#### [ACTIVITIES]
(1) Translate this sentence from the text on infection versus disease into Spanish: "Infection is understood in the sense of contamination."
(2) From the text on infection versus disease, reproduce the passage that starts at the words "Infection vs Disease" and ends after the words "person with disease.".

#### [EXCERPTED TEXT]
= Beginning of Section =
Infection vs Disease
Infection and Disease are two words that are often confused as one and the same. In fact these two medical terms are different in their meanings. Infection is understood in the sense of contamination. Contaminating air or water with harmful organisms is said to cause infection. Infection affects a person with disease.
On the other hand disease is the end result of an infection. This is the main difference between infection and disease. In short it can be said that infection leads to disease. A person gets a disease if he or she carries an infection. For example a person gets the disease called malaria if he carries an infection caused in his body by the bite of the female Anopheles mosquito.
The bite of the mosquito contaminates or infects the body of the person with harmful organisms. As a result the person develops head ache, fever which is accompanied by heavy shivering and other symptoms of malaria.
On the other hand infection can also be caused by disease as in the case of the disease of tuberculosis or TB. A patients affected by TB infects the people around him with harmful organisms arising out of the air exhaled from him or the cough. This is primarily the reason why doctors ask the patients affected by infectious diseases to be away from the people in their household. This is done to protect the people in the household from catching the infection produced by the disease.
There are medications for diseases but there are no medicines to keep the infections away. Infections can only be prevented but cannot be cured. They can be cured only after they have caused diseases. Preventive measures alone are suggested to keep infections at bay. These are the differences between infection and disease.
= End of Section =
#### [MATERIAL SUPPLIED]
= Beginning of Section =
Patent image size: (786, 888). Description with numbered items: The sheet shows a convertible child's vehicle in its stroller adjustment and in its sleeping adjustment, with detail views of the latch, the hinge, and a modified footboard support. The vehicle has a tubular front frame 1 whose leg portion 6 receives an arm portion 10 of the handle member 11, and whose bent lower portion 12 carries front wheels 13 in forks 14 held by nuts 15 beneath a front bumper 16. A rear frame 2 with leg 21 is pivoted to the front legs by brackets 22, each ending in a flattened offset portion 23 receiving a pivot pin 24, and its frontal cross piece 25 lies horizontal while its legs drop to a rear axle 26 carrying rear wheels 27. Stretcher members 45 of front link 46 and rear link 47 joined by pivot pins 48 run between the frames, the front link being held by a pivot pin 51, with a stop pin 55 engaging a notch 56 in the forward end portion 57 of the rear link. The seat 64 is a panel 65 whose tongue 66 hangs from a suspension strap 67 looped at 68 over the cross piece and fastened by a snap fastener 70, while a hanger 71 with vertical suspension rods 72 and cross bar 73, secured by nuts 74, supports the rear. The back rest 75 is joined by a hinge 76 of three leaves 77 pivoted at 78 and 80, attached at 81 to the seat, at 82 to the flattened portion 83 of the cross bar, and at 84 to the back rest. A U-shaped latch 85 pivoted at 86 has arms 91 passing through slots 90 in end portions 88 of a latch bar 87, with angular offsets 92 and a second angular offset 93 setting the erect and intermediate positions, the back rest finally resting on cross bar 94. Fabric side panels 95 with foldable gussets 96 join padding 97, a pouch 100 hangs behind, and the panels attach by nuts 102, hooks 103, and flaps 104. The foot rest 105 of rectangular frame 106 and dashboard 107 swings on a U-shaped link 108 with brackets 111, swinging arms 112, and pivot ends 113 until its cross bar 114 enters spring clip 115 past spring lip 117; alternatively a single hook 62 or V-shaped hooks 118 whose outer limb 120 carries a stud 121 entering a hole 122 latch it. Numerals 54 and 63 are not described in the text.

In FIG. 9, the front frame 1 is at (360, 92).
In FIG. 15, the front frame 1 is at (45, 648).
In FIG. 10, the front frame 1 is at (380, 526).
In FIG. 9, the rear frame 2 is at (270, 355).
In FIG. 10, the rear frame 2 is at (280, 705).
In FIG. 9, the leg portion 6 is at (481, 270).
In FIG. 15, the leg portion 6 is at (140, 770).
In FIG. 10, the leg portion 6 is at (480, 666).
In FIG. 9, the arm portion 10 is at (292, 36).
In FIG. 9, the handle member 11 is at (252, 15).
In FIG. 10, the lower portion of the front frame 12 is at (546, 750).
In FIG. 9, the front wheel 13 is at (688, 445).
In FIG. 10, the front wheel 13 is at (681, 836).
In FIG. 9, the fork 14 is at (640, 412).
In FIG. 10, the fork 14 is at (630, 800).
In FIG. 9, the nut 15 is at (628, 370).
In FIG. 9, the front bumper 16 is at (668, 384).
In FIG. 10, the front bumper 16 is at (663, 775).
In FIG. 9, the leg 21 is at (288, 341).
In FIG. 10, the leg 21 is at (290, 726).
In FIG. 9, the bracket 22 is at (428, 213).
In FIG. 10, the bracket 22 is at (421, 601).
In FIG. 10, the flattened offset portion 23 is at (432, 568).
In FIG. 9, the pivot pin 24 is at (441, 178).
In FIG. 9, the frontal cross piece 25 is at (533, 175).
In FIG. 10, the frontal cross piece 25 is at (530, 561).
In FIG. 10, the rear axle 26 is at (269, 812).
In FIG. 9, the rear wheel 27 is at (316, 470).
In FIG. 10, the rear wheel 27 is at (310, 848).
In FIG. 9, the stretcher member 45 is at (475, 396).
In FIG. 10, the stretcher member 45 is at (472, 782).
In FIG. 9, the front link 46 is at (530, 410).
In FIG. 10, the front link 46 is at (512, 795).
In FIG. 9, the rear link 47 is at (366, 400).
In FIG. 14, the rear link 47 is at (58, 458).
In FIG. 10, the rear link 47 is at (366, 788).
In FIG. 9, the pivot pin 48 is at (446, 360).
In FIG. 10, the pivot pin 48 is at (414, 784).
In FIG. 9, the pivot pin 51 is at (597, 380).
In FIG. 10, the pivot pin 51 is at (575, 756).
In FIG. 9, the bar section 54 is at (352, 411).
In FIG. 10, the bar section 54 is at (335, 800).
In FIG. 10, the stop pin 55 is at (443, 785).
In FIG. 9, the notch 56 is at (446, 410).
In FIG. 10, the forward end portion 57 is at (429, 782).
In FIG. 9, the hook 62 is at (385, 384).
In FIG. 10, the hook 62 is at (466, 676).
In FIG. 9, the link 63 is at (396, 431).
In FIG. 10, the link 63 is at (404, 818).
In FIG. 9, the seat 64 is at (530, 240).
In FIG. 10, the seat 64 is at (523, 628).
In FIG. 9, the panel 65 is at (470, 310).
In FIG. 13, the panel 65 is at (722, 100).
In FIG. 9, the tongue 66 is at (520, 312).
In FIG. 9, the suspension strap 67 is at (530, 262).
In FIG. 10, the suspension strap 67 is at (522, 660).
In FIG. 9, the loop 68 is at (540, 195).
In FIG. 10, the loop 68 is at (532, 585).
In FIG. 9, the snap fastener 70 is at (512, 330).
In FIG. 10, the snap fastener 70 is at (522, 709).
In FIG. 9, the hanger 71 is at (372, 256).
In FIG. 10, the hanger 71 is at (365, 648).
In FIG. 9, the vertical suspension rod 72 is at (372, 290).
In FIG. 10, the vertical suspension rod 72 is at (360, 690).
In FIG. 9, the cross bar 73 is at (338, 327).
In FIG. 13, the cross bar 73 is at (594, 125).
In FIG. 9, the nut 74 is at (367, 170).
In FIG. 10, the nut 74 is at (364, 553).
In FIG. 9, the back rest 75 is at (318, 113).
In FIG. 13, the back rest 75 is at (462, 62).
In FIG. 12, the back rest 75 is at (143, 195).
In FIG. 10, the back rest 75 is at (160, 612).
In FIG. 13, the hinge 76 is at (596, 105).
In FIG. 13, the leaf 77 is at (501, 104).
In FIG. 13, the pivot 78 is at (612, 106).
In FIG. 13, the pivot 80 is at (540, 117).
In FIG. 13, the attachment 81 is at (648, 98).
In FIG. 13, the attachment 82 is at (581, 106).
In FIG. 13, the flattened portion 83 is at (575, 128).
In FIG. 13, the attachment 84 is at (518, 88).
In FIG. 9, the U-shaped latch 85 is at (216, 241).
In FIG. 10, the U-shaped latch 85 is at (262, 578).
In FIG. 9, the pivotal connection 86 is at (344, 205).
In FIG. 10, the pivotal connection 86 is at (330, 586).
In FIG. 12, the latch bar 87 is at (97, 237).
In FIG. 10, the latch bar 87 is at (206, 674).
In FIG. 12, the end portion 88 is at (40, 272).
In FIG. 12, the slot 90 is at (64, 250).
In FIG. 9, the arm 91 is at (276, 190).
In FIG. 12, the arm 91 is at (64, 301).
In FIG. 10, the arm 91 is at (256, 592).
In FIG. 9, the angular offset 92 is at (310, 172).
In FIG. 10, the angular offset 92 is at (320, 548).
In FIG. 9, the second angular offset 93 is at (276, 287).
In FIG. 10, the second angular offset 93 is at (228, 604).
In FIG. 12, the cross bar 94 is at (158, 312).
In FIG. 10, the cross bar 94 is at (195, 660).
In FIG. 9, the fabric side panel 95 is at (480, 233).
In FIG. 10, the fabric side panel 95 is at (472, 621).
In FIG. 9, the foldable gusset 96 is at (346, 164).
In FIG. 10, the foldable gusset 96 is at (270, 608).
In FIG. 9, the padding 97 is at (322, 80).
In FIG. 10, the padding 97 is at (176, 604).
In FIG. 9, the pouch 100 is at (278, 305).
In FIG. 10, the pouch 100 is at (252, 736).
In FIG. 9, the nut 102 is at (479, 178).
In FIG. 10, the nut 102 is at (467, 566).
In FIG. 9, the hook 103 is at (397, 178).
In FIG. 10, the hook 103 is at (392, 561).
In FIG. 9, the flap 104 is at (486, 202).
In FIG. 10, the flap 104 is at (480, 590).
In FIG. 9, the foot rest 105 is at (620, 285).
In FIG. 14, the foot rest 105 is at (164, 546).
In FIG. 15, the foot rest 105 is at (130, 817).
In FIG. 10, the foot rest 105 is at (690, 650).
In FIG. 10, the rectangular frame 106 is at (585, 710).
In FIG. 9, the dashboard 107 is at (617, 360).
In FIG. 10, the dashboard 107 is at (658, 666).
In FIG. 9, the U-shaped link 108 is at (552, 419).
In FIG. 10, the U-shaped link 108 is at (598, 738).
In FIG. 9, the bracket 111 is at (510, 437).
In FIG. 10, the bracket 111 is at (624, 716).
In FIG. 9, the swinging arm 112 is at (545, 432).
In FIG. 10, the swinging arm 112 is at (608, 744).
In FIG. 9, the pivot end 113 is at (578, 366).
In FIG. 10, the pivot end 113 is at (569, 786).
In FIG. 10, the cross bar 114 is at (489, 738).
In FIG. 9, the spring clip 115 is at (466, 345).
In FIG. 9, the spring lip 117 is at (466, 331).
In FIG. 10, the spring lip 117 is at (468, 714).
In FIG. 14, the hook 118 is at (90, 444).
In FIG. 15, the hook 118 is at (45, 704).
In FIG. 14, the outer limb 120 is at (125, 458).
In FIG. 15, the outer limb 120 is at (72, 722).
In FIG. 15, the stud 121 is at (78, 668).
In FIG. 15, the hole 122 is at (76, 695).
= End of Section =
#### [SOLUTIONS TO THE TASKS]
(1) La infección se entiende en el sentido de contaminación.

(2)
Infection vs Disease
Infection and Disease are two words that are often confused as one and the same. In fact these two medical terms are different in their meanings. Infection is understood in the sense of contamination. Contaminating air or water with harmful organisms is said to cause infection. Infection affects a person with disease.